→ What to work on: Copy out every line in which the string "disconnected" occurs.

→ Dataset entries:
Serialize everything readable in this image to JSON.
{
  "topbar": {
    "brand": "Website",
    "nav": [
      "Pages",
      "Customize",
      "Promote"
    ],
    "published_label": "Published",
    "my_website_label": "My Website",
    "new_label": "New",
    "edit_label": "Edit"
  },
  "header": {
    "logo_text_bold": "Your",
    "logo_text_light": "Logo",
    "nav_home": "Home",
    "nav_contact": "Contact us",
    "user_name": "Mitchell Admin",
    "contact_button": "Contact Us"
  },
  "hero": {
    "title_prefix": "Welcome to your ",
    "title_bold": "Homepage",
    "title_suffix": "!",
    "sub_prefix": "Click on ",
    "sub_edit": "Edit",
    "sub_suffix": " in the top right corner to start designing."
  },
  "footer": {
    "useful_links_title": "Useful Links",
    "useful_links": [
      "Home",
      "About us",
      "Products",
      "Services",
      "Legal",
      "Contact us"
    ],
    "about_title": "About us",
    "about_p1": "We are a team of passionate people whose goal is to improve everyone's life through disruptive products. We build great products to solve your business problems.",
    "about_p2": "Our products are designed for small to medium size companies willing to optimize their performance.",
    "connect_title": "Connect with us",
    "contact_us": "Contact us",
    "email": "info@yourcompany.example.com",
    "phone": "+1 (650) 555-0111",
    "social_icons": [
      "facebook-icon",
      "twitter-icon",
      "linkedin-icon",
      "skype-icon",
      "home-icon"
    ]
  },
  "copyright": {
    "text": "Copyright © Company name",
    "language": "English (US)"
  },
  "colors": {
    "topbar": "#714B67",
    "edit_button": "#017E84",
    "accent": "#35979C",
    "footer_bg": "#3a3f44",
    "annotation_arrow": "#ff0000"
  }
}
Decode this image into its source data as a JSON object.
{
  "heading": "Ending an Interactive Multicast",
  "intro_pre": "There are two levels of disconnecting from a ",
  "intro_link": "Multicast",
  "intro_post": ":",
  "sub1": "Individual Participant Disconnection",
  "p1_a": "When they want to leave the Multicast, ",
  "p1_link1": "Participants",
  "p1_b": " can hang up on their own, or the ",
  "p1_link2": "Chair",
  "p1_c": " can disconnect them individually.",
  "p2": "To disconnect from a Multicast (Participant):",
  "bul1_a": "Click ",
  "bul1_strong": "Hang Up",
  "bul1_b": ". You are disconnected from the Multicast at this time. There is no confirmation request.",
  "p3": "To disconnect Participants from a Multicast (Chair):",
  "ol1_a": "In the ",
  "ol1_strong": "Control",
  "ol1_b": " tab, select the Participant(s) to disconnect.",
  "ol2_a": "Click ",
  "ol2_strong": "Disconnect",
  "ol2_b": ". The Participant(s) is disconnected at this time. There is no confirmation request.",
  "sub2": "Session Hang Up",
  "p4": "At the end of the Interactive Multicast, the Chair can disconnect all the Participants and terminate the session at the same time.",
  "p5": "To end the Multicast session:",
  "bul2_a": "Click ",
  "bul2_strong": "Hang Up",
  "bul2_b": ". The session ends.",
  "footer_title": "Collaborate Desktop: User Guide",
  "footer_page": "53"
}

→ In response:
  "bul1_b": ". You are disconnected from the Multicast at this time. There is no confirmation request.",
  "ol2_b": ". The Participant(s) is disconnected at this time. There is no confirmation request.",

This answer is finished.